_What is being asked_
Identify each line in the items below that contains the string "indicator", where case counts, and copy every such line in full.

_Exercise data_
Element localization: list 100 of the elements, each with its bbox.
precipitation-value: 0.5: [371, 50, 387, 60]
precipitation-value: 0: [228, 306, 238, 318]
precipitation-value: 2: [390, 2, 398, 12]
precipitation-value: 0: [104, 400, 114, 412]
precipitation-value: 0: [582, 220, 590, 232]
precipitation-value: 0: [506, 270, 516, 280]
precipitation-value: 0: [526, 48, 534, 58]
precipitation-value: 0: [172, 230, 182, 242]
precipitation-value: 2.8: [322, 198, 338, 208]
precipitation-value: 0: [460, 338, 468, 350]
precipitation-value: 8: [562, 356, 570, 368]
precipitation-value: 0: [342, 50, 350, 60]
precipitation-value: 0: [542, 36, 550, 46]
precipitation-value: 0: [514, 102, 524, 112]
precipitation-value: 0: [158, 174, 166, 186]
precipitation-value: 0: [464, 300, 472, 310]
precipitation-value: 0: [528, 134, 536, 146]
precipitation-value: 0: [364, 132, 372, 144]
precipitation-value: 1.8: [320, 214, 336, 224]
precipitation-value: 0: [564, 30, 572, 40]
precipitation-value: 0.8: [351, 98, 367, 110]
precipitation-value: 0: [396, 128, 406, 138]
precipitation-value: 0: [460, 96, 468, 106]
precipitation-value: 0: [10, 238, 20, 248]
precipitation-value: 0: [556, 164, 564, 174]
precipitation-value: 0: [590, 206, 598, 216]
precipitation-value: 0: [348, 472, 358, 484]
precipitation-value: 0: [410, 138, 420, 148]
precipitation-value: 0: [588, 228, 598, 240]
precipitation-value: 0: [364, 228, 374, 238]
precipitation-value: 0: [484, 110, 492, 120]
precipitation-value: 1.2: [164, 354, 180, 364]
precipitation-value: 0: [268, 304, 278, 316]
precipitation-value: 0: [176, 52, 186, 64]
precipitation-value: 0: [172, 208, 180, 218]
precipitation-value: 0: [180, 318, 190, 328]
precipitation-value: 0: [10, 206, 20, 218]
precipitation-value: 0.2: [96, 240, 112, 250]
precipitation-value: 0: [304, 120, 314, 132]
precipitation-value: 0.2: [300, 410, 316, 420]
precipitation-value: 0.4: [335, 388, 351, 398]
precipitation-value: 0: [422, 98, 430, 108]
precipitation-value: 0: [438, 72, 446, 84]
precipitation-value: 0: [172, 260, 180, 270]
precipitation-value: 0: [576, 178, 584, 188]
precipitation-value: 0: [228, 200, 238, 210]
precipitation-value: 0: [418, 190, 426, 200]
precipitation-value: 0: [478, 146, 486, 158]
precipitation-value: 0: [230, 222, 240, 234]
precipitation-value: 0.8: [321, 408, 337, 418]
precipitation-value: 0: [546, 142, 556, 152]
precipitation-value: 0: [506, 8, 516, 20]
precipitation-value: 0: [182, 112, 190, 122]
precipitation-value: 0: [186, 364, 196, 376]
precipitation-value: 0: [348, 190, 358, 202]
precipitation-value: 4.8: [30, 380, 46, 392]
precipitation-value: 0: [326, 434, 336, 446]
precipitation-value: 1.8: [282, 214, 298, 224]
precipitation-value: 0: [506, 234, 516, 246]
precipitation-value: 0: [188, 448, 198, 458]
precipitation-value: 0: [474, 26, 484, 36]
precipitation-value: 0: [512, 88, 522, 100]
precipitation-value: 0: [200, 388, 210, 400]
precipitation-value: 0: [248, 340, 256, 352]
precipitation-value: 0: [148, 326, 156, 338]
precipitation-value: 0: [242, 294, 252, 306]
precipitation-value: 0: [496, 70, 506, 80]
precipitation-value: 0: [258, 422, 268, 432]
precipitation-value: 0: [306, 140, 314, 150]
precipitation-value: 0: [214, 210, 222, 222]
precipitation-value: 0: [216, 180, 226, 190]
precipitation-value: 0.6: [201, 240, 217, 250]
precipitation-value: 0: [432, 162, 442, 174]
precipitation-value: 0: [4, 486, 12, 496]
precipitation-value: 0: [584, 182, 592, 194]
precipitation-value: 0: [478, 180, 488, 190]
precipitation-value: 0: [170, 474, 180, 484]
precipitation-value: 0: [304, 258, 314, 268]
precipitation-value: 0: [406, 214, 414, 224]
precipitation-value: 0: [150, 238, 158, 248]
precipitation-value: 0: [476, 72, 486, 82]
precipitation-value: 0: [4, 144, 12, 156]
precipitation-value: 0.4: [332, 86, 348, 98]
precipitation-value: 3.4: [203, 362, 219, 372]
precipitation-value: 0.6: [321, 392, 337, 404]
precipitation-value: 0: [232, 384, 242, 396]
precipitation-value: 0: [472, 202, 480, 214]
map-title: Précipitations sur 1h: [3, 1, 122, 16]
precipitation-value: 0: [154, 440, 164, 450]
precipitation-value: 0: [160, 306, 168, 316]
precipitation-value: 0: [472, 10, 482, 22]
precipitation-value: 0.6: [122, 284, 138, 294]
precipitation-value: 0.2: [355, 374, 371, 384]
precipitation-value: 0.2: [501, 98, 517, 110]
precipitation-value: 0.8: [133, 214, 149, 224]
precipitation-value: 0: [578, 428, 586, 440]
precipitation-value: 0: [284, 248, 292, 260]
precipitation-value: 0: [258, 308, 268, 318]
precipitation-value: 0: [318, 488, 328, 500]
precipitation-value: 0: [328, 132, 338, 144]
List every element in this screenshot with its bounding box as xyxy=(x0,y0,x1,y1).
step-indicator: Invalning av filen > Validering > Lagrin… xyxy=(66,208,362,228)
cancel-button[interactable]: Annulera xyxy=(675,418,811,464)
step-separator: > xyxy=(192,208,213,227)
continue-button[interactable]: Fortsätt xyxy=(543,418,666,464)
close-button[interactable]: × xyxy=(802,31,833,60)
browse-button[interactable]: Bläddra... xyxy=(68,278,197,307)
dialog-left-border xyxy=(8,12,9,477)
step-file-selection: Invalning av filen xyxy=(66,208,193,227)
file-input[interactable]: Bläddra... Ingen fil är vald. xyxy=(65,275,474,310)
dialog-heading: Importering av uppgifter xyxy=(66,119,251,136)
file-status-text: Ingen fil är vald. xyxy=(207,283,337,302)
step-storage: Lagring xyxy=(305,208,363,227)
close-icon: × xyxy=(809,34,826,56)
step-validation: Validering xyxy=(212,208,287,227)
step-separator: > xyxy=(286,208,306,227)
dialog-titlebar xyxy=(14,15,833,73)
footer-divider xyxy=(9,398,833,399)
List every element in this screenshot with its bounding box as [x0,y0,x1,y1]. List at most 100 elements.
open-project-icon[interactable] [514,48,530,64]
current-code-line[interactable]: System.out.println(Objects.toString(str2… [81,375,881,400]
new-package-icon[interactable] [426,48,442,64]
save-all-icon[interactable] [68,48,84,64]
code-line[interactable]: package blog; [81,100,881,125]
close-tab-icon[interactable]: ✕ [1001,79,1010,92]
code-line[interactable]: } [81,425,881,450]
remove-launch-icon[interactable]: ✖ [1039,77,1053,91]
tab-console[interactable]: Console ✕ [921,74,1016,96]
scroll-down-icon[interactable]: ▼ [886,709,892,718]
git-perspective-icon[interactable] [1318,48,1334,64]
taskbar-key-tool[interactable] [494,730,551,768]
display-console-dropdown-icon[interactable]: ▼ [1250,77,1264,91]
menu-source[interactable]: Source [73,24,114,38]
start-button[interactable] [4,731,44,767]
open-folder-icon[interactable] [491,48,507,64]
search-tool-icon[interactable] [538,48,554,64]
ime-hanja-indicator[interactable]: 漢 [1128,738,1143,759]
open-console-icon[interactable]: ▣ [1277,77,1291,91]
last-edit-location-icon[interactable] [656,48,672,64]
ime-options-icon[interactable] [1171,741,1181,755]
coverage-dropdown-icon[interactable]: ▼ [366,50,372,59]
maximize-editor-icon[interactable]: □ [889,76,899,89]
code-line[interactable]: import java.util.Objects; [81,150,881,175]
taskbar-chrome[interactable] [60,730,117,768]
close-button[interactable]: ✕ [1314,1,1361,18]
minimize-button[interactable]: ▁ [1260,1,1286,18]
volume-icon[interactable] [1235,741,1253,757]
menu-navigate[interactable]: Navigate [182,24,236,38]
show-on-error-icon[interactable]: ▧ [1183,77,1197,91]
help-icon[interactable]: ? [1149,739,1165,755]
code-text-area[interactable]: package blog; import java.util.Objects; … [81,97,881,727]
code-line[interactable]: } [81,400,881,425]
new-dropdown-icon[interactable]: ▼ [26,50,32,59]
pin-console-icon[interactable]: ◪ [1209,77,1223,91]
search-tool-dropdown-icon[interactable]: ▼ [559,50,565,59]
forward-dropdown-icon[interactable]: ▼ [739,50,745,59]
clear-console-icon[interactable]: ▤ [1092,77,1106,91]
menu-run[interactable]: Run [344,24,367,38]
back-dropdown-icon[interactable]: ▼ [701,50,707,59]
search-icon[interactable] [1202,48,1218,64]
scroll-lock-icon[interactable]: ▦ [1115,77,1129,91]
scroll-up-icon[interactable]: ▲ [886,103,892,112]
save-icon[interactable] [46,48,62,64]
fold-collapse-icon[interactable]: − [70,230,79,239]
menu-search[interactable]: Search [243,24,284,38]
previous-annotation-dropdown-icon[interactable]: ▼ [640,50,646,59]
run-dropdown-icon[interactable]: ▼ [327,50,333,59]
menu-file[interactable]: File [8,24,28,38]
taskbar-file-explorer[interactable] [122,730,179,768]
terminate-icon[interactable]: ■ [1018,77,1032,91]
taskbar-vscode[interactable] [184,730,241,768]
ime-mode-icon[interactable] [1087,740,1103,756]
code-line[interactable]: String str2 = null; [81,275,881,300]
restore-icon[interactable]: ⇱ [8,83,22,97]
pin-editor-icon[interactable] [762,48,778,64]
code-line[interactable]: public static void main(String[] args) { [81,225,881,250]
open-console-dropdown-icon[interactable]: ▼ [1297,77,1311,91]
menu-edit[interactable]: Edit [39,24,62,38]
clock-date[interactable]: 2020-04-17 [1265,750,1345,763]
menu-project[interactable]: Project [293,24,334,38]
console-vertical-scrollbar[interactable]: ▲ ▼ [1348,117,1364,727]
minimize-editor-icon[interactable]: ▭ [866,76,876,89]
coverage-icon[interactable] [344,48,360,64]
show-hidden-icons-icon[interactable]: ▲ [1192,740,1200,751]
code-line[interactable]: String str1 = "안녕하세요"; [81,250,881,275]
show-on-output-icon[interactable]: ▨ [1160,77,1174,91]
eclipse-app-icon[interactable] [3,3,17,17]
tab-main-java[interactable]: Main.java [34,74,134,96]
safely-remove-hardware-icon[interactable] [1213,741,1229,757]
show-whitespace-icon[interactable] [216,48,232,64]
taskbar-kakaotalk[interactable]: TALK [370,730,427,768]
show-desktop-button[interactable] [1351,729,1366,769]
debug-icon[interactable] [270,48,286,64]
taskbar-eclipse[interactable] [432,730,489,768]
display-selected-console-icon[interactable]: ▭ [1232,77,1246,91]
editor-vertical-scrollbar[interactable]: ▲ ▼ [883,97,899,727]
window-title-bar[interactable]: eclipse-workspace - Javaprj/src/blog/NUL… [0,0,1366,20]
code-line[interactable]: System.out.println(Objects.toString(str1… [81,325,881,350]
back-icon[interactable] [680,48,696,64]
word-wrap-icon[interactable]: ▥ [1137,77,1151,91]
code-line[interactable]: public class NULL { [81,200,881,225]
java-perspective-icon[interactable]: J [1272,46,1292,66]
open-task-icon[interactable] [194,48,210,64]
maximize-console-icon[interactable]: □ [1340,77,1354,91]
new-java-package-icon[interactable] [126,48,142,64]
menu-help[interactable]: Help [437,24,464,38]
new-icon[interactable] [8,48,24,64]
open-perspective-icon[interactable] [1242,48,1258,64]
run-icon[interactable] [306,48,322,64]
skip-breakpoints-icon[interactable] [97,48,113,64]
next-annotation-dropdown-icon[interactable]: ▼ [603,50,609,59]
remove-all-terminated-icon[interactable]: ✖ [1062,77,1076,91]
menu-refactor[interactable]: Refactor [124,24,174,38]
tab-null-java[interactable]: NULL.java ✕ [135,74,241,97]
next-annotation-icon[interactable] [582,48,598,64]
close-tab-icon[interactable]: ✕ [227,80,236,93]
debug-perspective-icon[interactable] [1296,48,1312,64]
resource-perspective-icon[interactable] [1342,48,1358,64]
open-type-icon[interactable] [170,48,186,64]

_Solved problem_
step-indicator: Invalning av filen > Validering > Lagrin… xyxy=(66,208,362,228)
ime-hanja-indicator[interactable]: 漢 [1128,738,1143,759]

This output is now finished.